* _Description of the task_
Scan the lines below for the string "frac" and copy every one that has it.
══════════
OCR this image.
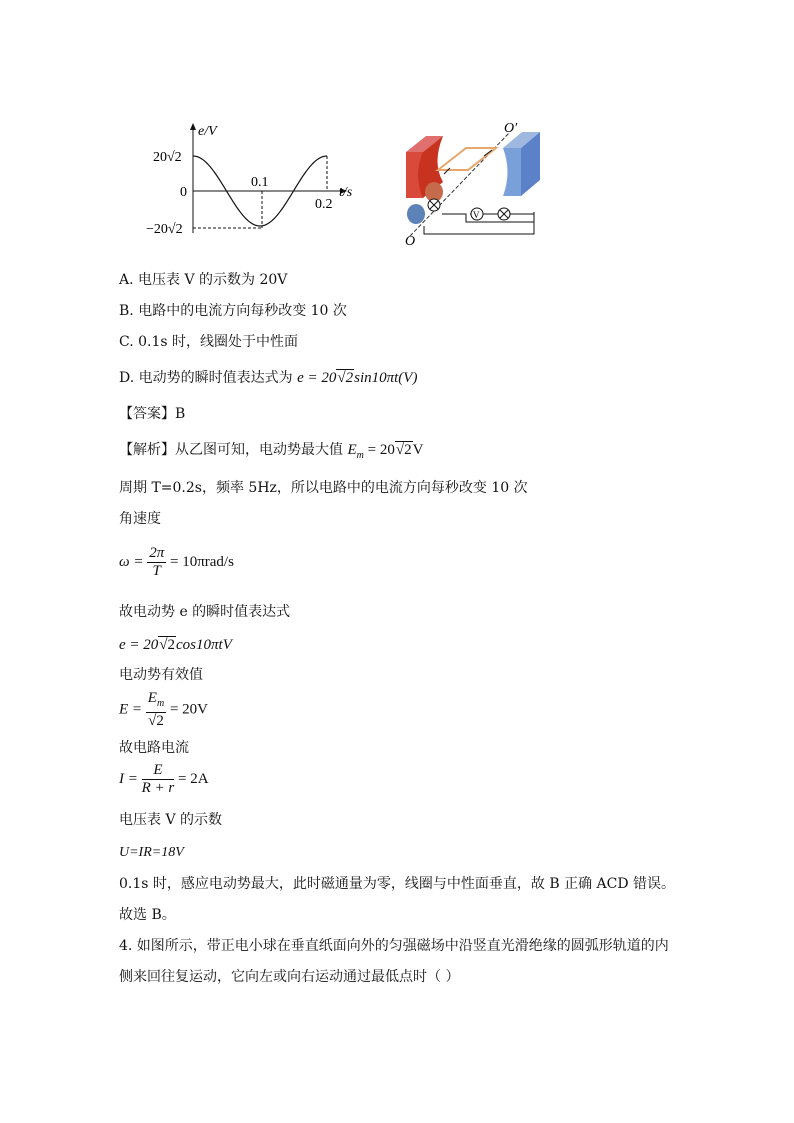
e/V
20√2
0
−20√2
0.1
0.2
t/s
V
O′
O
A. 电压表 V 的示数为 20V
B. 电路中的电流方向每秒改变 10 次
C. 0.1s 时，线圈处于中性面
D. 电动势的瞬时值表达式为 e = 20√2sin10πt(V)
【答案】B
【解析】从乙图可知，电动势最大值 $E_m = 20√2V$
周期 T=0.2s，频率 5Hz，所以电路中的电流方向每秒改变 10 次
角速度
$\omega = \frac{2\pi}{T} = 10\pi rad/s$
故电动势 e 的瞬时值表达式
e = 20√2cos10πtV
电动势有效值
$E = \frac{E_m}{√2} = 20V$
故电路电流
$I = \frac{E}{R + r} = 2A$
电压表 V 的示数
U=IR=18V
0.1s 时，感应电动势最大，此时磁通量为零，线圈与中性面垂直，故 B 正确 ACD 错误。
故选 B。
4. 如图所示，带正电小球在垂直纸面向外的匀强磁场中沿竖直光滑绝缘的圆弧形轨道的内
侧来回往复运动，它向左或向右运动通过最低点时（ ）
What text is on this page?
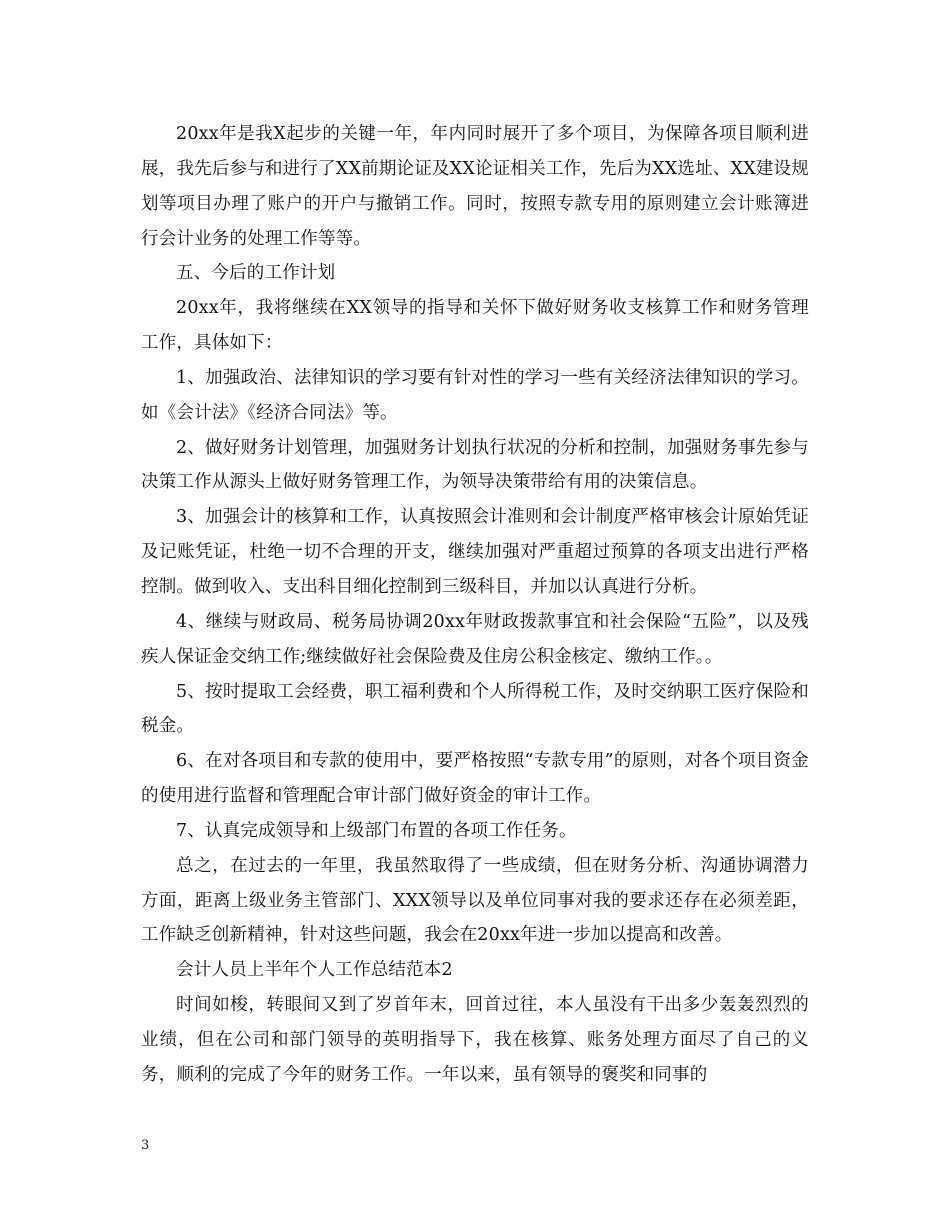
20xx年是我X起步的关键一年，年内同时展开了多个项目，为保障各项目顺利进展，我先后参与和进行了XX前期论证及XX论证相关工作，先后为XX选址、XX建设规划等项目办理了账户的开户与撤销工作。同时，按照专款专用的原则建立会计账簿进行会计业务的处理工作等等。

五、今后的工作计划

20xx年，我将继续在XX领导的指导和关怀下做好财务收支核算工作和财务管理工作，具体如下：

1、加强政治、法律知识的学习要有针对性的学习一些有关经济法律知识的学习。如《会计法》《经济合同法》等。

2、做好财务计划管理，加强财务计划执行状况的分析和控制，加强财务事先参与决策工作从源头上做好财务管理工作，为领导决策带给有用的决策信息。

3、加强会计的核算和工作，认真按照会计准则和会计制度严格审核会计原始凭证及记账凭证，杜绝一切不合理的开支，继续加强对严重超过预算的各项支出进行严格控制。做到收入、支出科目细化控制到三级科目，并加以认真进行分析。

4、继续与财政局、税务局协调20xx年财政拨款事宜和社会保险“五险”，以及残疾人保证金交纳工作;继续做好社会保险费及住房公积金核定、缴纳工作。。

5、按时提取工会经费，职工福利费和个人所得税工作，及时交纳职工医疗保险和税金。

6、在对各项目和专款的使用中，要严格按照“专款专用”的原则，对各个项目资金的使用进行监督和管理配合审计部门做好资金的审计工作。

7、认真完成领导和上级部门布置的各项工作任务。

总之，在过去的一年里，我虽然取得了一些成绩，但在财务分析、沟通协调潜力方面，距离上级业务主管部门、XXX领导以及单位同事对我的要求还存在必须差距，工作缺乏创新精神，针对这些问题，我会在20xx年进一步加以提高和改善。

会计人员上半年个人工作总结范本2

时间如梭，转眼间又到了岁首年末，回首过往，本人虽没有干出多少轰轰烈烈的业绩，但在公司和部门领导的英明指导下，我在核算、账务处理方面尽了自己的义务，顺利的完成了今年的财务工作。一年以来，虽有领导的褒奖和同事的

3
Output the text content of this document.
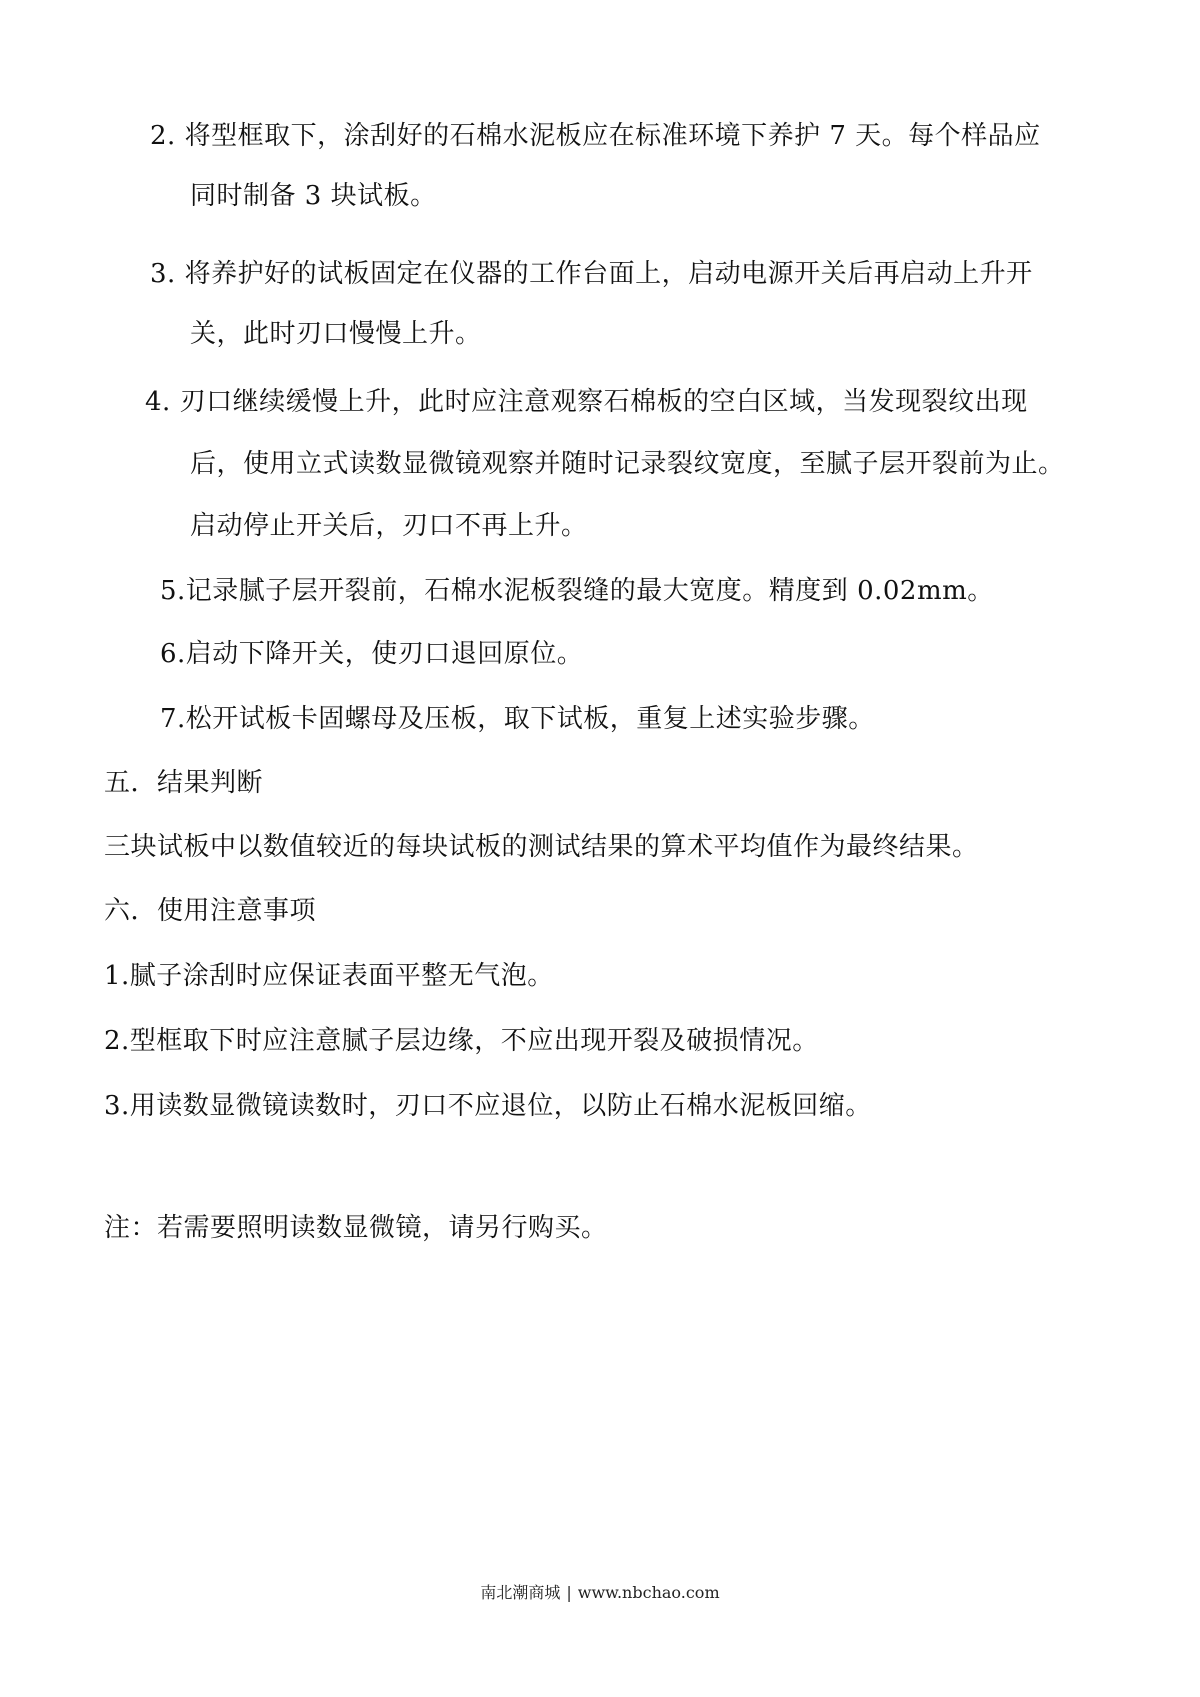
2. 将型框取下，涂刮好的石棉水泥板应在标准环境下养护 7 天。每个样品应
同时制备 3 块试板。
3. 将养护好的试板固定在仪器的工作台面上，启动电源开关后再启动上升开
关，此时刃口慢慢上升。
4. 刃口继续缓慢上升，此时应注意观察石棉板的空白区域，当发现裂纹出现
后，使用立式读数显微镜观察并随时记录裂纹宽度，至腻子层开裂前为止。
启动停止开关后，刃口不再上升。
5.记录腻子层开裂前，石棉水泥板裂缝的最大宽度。精度到 0.02mm。
6.启动下降开关，使刃口退回原位。
7.松开试板卡固螺母及压板，取下试板，重复上述实验步骤。
五．结果判断
三块试板中以数值较近的每块试板的测试结果的算术平均值作为最终结果。
六．使用注意事项
1.腻子涂刮时应保证表面平整无气泡。
2.型框取下时应注意腻子层边缘，不应出现开裂及破损情况。
3.用读数显微镜读数时，刃口不应退位，以防止石棉水泥板回缩。
注：若需要照明读数显微镜，请另行购买。
南北潮商城 | www.nbchao.com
══════════
* _Task response_
$\omega = \frac{2\pi}{T} = 10\pi rad/s$
$E = \frac{E_m}{√2} = 20V$
$I = \frac{E}{R + r} = 2A$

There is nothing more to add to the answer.